__Problem details__.
Set down, word for word, the stretch of lines from the one containing "OCR this image." to the end of the records below.

─── Records for the task ───

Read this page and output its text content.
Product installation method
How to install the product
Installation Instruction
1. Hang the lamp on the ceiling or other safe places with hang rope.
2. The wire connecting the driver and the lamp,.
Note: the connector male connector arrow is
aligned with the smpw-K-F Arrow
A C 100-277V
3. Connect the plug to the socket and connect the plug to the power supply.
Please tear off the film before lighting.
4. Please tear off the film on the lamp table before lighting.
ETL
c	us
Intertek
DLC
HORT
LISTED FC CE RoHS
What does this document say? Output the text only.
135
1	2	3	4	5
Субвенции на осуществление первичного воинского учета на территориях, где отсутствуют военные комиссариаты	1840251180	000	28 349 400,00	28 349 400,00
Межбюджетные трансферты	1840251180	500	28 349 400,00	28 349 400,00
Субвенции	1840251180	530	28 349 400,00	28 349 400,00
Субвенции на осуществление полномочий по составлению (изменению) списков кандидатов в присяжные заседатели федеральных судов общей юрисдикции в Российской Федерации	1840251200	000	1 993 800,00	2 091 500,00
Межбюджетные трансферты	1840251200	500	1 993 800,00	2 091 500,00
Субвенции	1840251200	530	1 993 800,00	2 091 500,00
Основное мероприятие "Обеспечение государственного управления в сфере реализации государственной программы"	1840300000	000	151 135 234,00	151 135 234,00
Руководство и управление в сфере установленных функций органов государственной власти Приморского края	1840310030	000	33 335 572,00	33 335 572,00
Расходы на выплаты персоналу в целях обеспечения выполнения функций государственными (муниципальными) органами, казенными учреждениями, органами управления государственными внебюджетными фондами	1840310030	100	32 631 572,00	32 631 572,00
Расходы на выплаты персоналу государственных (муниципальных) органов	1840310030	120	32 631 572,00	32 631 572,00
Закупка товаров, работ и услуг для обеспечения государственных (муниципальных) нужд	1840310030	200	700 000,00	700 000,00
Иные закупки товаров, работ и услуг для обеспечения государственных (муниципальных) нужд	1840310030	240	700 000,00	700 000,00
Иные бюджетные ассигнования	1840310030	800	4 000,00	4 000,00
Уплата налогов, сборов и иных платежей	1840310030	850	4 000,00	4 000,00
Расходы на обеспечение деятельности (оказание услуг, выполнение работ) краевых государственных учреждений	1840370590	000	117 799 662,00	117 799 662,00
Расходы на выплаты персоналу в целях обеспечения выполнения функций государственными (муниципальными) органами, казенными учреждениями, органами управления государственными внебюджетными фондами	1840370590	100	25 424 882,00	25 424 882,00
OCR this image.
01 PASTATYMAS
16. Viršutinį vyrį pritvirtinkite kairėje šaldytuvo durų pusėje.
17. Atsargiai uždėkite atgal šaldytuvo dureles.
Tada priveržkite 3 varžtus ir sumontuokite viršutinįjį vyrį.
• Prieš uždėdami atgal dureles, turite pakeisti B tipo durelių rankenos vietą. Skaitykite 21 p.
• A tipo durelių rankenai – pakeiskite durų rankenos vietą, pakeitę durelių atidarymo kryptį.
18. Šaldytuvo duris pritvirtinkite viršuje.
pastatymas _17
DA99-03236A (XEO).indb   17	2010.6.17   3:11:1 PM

───

__Result for this task__.
OCR this image.
01 PASTATYMAS
16. Viršutinį vyrį pritvirtinkite kairėje šaldytuvo durų pusėje.
17. Atsargiai uždėkite atgal šaldytuvo dureles.
Tada priveržkite 3 varžtus ir sumontuokite viršutinįjį vyrį.
• Prieš uždėdami atgal dureles, turite pakeisti B tipo durelių rankenos vietą. Skaitykite 21 p.
• A tipo durelių rankenai – pakeiskite durų rankenos vietą, pakeitę durelių atidarymo kryptį.
18. Šaldytuvo duris pritvirtinkite viršuje.
pastatymas _17
DA99-03236A (XEO).indb   17	2010.6.17   3:11:1 PM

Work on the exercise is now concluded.